# WHAT YOU SHOULD DO:
Sift the listing for lines that hold the string "JSON" and pull them out.

# DATA SUPPLIED:
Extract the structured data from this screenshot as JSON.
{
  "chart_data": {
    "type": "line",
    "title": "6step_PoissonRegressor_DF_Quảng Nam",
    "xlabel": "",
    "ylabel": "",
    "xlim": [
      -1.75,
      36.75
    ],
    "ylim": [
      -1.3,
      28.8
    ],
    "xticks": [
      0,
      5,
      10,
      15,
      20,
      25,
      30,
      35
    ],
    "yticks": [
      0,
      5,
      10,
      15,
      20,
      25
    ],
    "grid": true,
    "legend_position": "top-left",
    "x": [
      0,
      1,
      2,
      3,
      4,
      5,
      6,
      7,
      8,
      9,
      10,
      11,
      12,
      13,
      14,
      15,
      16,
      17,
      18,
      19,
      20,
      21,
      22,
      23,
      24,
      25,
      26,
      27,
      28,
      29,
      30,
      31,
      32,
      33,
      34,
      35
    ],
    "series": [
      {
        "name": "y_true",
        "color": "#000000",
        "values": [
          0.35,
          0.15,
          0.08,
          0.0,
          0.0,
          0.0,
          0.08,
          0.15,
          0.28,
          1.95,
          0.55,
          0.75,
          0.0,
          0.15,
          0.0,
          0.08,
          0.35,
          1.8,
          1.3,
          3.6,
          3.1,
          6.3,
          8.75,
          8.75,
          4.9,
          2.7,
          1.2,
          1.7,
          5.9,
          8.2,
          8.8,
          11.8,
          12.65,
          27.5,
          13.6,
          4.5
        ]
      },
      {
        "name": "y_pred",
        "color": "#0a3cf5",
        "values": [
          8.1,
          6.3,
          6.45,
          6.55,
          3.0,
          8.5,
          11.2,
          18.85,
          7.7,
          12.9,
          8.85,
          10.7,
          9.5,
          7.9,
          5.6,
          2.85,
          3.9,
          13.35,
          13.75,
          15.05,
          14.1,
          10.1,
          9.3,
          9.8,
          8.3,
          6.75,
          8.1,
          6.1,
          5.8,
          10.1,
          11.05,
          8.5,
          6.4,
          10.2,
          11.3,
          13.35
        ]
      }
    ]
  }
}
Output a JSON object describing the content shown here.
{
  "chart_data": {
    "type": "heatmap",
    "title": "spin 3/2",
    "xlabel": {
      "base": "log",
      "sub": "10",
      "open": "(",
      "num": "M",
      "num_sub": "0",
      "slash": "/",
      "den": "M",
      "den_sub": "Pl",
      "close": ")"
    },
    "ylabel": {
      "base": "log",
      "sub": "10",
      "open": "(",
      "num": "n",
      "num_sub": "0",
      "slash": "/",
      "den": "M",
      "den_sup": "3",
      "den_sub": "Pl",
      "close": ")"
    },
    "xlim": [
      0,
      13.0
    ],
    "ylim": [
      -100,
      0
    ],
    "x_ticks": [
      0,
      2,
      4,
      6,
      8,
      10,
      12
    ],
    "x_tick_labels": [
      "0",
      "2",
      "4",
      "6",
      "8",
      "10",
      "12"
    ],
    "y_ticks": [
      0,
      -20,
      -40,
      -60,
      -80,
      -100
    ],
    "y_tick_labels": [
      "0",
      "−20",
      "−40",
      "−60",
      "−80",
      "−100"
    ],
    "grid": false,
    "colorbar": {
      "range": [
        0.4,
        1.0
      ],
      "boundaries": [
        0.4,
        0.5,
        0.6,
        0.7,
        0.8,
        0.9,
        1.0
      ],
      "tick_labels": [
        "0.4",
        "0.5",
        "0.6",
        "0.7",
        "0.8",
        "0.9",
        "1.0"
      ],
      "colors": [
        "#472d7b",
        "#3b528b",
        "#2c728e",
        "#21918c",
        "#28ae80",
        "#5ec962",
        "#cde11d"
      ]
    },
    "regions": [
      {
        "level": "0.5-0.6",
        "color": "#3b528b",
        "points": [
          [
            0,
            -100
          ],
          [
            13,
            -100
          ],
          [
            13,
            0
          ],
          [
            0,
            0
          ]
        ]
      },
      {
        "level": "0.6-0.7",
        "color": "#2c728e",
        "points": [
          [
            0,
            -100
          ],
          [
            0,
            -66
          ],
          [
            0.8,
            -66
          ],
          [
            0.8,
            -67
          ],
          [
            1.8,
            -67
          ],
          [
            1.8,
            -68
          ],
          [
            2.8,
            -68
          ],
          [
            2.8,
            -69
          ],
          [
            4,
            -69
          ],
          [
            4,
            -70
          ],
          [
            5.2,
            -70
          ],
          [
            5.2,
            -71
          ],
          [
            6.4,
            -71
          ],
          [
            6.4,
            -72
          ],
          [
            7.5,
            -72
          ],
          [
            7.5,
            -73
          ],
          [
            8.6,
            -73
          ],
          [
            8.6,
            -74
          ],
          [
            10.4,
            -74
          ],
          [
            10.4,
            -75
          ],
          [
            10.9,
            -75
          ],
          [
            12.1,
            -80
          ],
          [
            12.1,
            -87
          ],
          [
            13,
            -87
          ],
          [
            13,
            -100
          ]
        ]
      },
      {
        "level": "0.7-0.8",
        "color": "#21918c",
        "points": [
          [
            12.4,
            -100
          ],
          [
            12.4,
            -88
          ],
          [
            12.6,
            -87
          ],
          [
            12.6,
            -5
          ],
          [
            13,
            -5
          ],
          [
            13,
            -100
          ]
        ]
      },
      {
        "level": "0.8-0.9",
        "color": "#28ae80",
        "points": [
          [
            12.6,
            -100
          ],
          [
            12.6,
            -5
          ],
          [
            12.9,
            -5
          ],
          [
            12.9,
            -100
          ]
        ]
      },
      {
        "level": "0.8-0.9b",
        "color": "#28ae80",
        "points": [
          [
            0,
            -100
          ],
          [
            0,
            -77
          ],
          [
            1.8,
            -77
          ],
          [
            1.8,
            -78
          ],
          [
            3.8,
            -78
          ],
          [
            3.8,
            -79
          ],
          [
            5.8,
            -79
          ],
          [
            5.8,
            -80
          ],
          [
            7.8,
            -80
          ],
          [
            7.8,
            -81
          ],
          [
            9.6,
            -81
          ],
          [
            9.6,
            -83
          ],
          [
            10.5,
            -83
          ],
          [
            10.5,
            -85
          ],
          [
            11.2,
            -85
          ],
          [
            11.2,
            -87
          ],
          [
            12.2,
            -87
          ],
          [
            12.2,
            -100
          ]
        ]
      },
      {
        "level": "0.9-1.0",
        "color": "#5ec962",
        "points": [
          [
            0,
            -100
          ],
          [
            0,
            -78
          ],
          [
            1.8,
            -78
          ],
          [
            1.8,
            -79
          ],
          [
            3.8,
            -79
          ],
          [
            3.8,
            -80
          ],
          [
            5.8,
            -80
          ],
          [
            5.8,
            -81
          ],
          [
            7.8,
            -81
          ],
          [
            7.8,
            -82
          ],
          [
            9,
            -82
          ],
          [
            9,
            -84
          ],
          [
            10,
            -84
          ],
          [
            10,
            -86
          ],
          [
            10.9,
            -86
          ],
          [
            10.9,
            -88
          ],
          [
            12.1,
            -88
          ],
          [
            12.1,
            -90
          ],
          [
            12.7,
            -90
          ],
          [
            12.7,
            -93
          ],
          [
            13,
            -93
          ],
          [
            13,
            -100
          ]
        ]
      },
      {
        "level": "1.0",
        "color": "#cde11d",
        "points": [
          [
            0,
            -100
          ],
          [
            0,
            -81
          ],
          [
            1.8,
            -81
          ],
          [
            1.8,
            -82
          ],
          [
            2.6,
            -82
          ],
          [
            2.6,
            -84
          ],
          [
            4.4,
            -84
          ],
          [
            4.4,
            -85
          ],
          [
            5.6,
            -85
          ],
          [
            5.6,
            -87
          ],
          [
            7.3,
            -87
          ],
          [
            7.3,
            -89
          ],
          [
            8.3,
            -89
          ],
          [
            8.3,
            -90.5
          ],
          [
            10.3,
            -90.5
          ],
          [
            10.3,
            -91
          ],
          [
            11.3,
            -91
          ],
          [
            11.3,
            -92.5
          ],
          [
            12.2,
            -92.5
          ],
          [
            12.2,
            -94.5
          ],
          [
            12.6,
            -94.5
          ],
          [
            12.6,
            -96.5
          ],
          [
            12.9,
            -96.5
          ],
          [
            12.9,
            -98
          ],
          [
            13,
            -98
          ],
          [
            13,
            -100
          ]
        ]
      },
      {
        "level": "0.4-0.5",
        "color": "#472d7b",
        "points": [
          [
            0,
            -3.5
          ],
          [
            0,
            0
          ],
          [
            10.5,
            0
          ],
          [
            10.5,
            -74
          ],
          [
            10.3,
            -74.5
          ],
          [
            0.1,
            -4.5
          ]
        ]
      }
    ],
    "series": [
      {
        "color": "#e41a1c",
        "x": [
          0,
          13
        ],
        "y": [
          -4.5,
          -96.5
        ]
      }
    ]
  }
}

# OUTPUT:
Extract the structured data from this screenshot as JSON.
Output a JSON object describing the content shown here.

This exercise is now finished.